(Page content records)
- - - - -

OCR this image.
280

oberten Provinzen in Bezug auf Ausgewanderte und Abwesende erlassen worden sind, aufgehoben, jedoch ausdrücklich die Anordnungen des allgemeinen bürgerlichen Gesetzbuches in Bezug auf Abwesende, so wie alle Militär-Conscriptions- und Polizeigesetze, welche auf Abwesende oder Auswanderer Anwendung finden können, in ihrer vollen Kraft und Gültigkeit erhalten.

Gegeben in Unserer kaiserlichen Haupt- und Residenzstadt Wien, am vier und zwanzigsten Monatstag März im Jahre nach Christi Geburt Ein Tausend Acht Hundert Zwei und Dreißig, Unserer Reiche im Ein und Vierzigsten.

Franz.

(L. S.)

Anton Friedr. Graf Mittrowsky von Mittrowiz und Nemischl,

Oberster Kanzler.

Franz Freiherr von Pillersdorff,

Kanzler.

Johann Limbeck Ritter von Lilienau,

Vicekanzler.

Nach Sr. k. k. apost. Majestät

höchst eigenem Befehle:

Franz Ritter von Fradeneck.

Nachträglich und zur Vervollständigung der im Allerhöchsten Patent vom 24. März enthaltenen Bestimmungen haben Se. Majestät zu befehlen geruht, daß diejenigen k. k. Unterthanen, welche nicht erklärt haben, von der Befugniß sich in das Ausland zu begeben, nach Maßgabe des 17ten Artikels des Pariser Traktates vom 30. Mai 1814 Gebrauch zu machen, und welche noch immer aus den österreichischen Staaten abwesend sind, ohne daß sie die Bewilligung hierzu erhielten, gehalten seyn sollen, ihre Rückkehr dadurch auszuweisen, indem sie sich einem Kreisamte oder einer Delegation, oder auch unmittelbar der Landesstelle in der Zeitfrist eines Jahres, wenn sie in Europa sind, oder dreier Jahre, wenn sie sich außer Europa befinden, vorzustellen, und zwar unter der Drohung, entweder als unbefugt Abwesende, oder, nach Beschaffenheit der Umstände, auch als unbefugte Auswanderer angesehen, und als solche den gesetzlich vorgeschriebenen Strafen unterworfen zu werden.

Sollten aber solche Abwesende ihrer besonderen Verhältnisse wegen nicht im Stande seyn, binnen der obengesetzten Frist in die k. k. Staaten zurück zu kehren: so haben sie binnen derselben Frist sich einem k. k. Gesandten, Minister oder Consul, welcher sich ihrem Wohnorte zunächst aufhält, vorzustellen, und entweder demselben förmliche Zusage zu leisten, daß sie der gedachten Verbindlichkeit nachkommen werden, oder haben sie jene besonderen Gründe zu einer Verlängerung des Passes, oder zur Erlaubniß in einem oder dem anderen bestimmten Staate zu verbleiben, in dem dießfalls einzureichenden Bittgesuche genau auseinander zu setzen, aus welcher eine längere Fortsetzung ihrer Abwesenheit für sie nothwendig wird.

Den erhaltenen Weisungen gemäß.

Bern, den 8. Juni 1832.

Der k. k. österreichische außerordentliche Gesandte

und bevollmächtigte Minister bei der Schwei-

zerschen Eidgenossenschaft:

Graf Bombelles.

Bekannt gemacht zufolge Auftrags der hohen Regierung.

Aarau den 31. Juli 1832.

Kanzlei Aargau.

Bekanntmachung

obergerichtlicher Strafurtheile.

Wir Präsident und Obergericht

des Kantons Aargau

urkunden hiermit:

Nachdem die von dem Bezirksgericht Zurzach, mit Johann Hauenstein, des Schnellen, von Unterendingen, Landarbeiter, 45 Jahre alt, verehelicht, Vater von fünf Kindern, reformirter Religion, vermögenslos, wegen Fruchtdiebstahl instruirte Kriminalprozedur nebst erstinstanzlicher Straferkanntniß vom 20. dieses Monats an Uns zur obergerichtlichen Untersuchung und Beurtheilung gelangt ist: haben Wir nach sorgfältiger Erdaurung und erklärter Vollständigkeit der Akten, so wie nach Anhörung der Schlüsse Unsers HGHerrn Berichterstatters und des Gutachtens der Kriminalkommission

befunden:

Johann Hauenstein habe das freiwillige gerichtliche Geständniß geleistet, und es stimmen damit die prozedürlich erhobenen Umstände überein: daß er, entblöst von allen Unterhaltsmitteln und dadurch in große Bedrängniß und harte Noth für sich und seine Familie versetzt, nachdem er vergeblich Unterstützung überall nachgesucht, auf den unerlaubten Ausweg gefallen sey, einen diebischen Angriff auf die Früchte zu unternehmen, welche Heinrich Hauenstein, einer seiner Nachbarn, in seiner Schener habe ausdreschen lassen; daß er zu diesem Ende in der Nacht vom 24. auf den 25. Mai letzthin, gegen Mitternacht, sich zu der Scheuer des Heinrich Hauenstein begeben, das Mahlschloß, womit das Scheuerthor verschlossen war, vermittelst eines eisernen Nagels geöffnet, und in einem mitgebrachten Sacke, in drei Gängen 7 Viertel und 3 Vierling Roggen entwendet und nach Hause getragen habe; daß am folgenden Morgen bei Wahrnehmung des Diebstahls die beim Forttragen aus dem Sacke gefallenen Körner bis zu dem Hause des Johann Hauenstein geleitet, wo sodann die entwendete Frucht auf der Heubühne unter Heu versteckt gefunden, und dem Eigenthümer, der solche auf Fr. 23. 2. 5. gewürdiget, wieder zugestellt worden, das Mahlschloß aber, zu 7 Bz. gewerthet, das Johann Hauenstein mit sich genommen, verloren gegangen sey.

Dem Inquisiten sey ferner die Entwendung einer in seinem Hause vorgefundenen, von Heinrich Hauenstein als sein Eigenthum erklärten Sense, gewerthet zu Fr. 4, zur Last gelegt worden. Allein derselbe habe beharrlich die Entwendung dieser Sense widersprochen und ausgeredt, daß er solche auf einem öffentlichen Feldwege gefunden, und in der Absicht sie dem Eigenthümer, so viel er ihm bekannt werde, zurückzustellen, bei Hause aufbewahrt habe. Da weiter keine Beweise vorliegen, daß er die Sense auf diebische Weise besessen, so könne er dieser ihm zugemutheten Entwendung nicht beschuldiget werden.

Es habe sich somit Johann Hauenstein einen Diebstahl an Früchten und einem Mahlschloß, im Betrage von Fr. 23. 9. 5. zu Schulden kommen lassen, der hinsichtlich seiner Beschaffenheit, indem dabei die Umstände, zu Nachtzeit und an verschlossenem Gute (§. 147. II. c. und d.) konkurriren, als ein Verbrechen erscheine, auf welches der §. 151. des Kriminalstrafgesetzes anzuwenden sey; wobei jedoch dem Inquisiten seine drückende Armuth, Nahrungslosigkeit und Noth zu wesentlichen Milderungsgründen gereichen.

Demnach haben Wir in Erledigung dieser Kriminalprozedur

- - - - -

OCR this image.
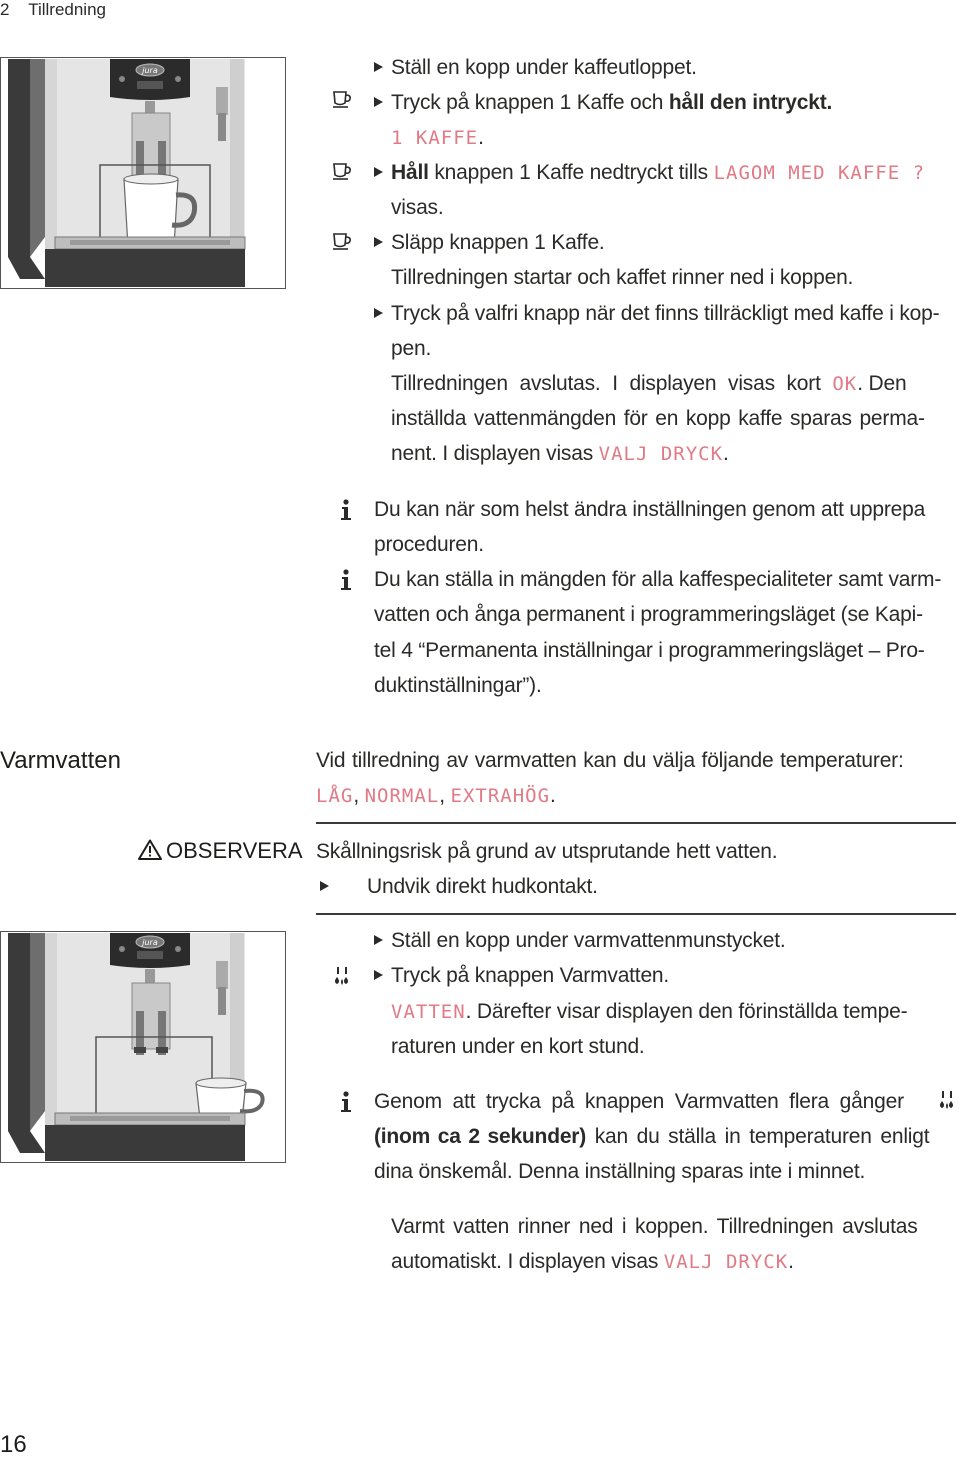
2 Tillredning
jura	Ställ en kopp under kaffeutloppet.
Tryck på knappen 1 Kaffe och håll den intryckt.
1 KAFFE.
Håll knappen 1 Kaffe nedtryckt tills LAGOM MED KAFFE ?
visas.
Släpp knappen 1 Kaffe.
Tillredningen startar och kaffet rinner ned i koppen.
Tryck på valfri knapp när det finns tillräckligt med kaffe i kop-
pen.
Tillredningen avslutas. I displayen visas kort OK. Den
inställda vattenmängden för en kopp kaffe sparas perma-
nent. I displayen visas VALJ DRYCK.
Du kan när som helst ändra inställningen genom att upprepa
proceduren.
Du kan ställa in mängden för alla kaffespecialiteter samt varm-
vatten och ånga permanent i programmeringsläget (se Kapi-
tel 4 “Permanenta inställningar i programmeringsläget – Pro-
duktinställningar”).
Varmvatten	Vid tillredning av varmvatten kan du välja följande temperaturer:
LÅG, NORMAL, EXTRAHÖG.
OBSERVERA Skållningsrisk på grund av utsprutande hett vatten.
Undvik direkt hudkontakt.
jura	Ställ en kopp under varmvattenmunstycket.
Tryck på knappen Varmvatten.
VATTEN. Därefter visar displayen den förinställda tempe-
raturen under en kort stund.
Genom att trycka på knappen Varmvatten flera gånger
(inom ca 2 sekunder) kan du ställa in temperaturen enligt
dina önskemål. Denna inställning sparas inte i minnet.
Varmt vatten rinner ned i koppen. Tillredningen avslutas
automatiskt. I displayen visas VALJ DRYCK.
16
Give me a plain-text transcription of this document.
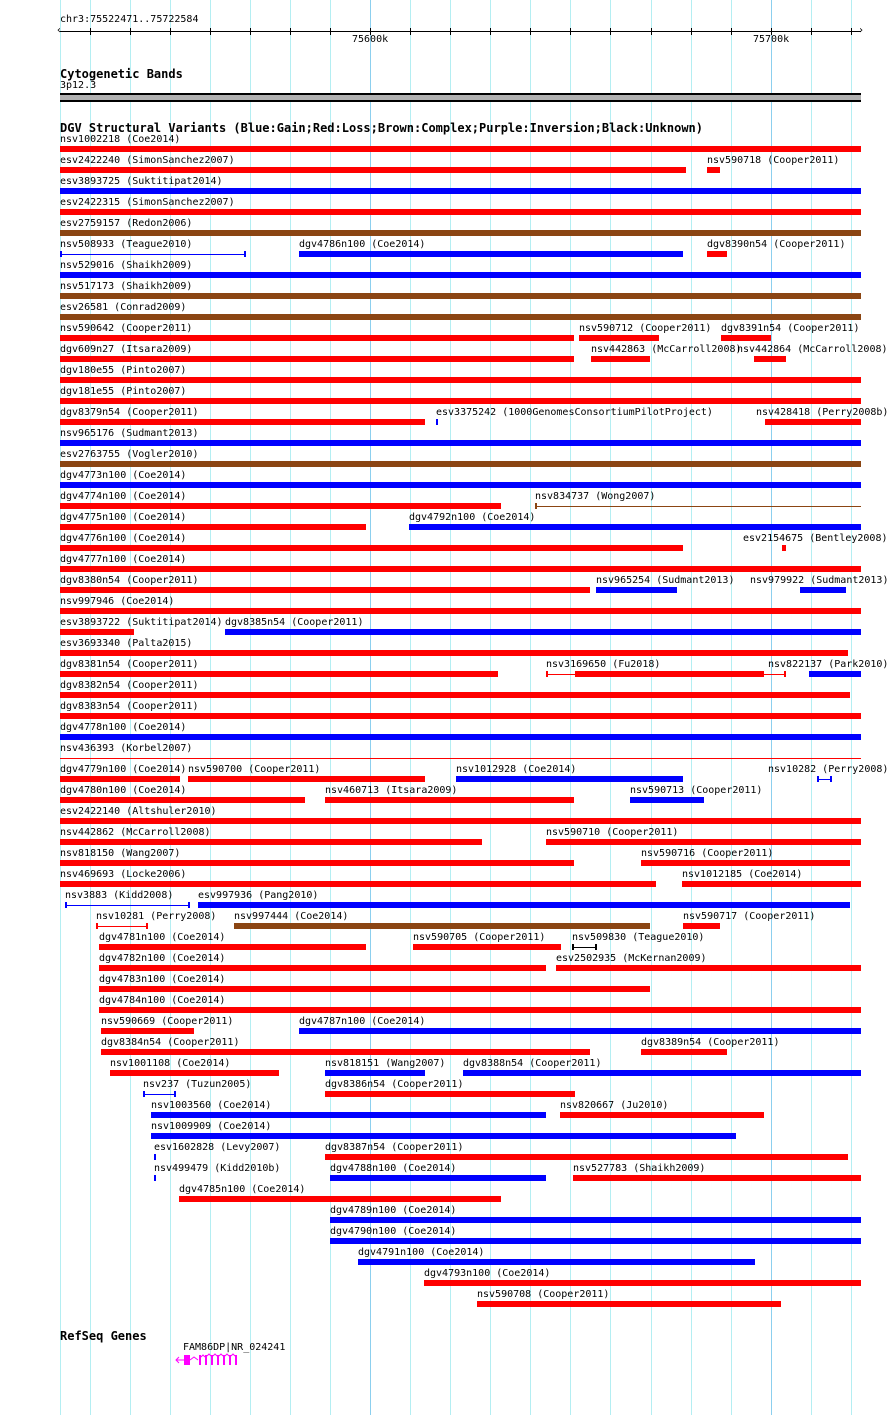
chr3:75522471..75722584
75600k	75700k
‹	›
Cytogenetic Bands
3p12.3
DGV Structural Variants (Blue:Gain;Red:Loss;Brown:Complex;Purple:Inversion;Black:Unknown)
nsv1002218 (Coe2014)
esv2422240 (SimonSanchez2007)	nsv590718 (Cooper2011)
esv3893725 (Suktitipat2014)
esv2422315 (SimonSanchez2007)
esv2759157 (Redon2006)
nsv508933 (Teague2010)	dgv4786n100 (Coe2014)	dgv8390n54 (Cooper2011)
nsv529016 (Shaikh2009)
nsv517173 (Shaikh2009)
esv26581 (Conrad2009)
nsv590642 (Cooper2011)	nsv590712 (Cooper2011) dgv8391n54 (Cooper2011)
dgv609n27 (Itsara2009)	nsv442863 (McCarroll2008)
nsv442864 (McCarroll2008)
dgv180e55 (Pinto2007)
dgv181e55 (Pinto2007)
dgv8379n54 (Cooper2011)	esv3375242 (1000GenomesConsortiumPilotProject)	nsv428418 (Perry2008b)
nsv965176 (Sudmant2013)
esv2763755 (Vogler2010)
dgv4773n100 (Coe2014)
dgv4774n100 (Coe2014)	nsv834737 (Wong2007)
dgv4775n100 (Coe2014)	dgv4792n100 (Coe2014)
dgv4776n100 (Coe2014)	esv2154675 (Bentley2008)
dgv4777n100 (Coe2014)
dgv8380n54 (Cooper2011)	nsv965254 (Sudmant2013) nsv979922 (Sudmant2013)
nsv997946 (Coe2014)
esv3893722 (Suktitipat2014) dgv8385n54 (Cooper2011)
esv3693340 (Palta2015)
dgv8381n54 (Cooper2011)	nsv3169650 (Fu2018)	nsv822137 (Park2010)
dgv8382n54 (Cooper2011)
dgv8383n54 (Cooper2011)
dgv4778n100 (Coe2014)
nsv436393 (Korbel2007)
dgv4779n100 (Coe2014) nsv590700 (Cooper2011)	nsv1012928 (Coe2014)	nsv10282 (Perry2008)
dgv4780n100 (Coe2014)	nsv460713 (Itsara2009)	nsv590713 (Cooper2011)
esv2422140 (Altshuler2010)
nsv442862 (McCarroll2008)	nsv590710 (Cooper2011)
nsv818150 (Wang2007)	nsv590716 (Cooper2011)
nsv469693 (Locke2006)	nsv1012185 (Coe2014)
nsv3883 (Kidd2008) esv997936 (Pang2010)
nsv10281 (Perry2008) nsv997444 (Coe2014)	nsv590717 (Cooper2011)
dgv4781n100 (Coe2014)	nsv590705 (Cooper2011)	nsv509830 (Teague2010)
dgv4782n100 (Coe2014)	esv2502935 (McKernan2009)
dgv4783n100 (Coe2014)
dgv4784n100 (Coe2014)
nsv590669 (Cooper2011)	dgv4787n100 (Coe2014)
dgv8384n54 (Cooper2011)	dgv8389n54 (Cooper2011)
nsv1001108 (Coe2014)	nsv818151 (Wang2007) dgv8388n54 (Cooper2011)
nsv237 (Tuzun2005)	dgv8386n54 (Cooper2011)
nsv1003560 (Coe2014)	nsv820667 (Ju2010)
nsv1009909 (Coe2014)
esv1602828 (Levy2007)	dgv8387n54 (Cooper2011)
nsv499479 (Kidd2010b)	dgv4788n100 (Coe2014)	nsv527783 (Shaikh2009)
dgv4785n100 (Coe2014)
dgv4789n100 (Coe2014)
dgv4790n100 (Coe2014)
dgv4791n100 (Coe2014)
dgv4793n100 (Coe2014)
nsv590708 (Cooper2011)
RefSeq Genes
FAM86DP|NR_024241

- - - - -

## Work task
Lines in the entries above that hold "knappen" should be counted; give only that count.

## Answer box
5